* **Problem requirements**: Every record that follows must be duplicated exactly, with images left out.
+++ Record list +++
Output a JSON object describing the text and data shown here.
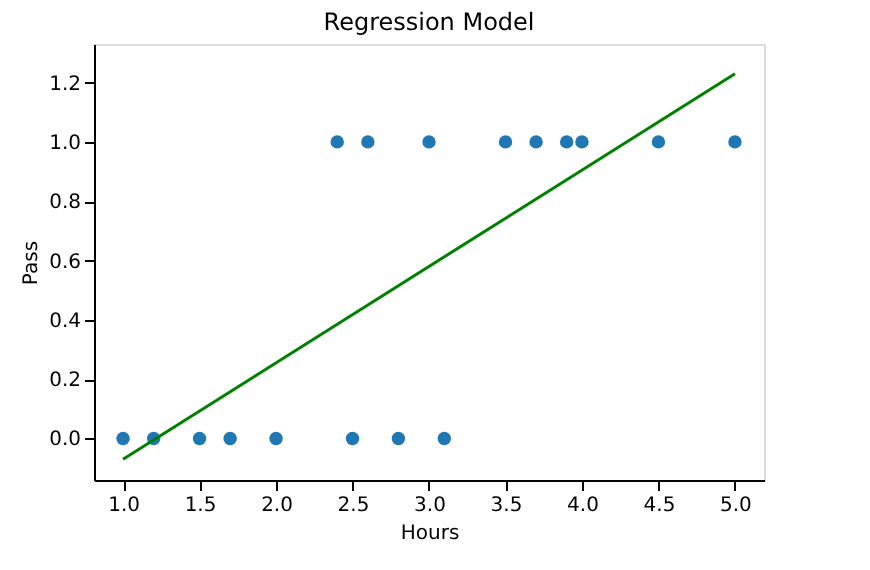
{
  "chart_data": {
    "type": "scatter",
    "title": "Regression Model",
    "xlabel": "Hours",
    "ylabel": "Pass",
    "series": [
      {
        "type": "scatter",
        "color": "#1f77b4",
        "marker": "circle",
        "x": [
          1.0,
          1.2,
          1.5,
          1.7,
          2.0,
          2.5,
          2.8,
          3.1,
          2.4,
          2.6,
          3.0,
          3.5,
          3.7,
          3.9,
          4.0,
          4.5,
          5.0
        ],
        "values": [
          0,
          0,
          0,
          0,
          0,
          0,
          0,
          0,
          1,
          1,
          1,
          1,
          1,
          1,
          1,
          1,
          1
        ]
      },
      {
        "type": "line",
        "color": "#008000",
        "line_style": "solid",
        "x": [
          1.0,
          5.0
        ],
        "values": [
          -0.07,
          1.23
        ]
      }
    ],
    "xlim": [
      0.81,
      5.19
    ],
    "ylim": [
      -0.14,
      1.33
    ],
    "xticks": [
      {
        "value": 1,
        "label": "1.0"
      },
      1.5,
      {
        "value": 2,
        "label": "2.0"
      },
      2.5,
      {
        "value": 3,
        "label": "3.0"
      },
      3.5,
      {
        "value": 4,
        "label": "4.0"
      },
      4.5,
      {
        "value": 5,
        "label": "5.0"
      }
    ],
    "yticks": [
      {
        "value": 0,
        "label": "0.0"
      },
      0.2,
      0.4,
      0.6,
      0.8,
      {
        "value": 1,
        "label": "1.0"
      },
      1.2
    ],
    "grid": false,
    "legend": false
  }
}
+++
* **Answer for this exercise**:
Output a JSON object describing the text and data shown here.
{
  "chart_data": {
    "type": "scatter",
    "title": "Regression Model",
    "xlabel": "Hours",
    "ylabel": "Pass",
    "series": [
      {
        "type": "scatter",
        "color": "#1f77b4",
        "marker": "circle",
        "x": [
          1.0,
          1.2,
          1.5,
          1.7,
          2.0,
          2.5,
          2.8,
          3.1,
          2.4,
          2.6,
          3.0,
          3.5,
          3.7,
          3.9,
          4.0,
          4.5,
          5.0
        ],
        "values": [
          0,
          0,
          0,
          0,
          0,
          0,
          0,
          0,
          1,
          1,
          1,
          1,
          1,
          1,
          1,
          1,
          1
        ]
      },
      {
        "type": "line",
        "color": "#008000",
        "line_style": "solid",
        "x": [
          1.0,
          5.0
        ],
        "values": [
          -0.07,
          1.23
        ]
      }
    ],
    "xlim": [
      0.81,
      5.19
    ],
    "ylim": [
      -0.14,
      1.33
    ],
    "xticks": [
      {
        "value": 1,
        "label": "1.0"
      },
      1.5,
      {
        "value": 2,
        "label": "2.0"
      },
      2.5,
      {
        "value": 3,
        "label": "3.0"
      },
      3.5,
      {
        "value": 4,
        "label": "4.0"
      },
      4.5,
      {
        "value": 5,
        "label": "5.0"
      }
    ],
    "yticks": [
      {
        "value": 0,
        "label": "0.0"
      },
      0.2,
      0.4,
      0.6,
      0.8,
      {
        "value": 1,
        "label": "1.0"
      },
      1.2
    ],
    "grid": false,
    "legend": false
  }
}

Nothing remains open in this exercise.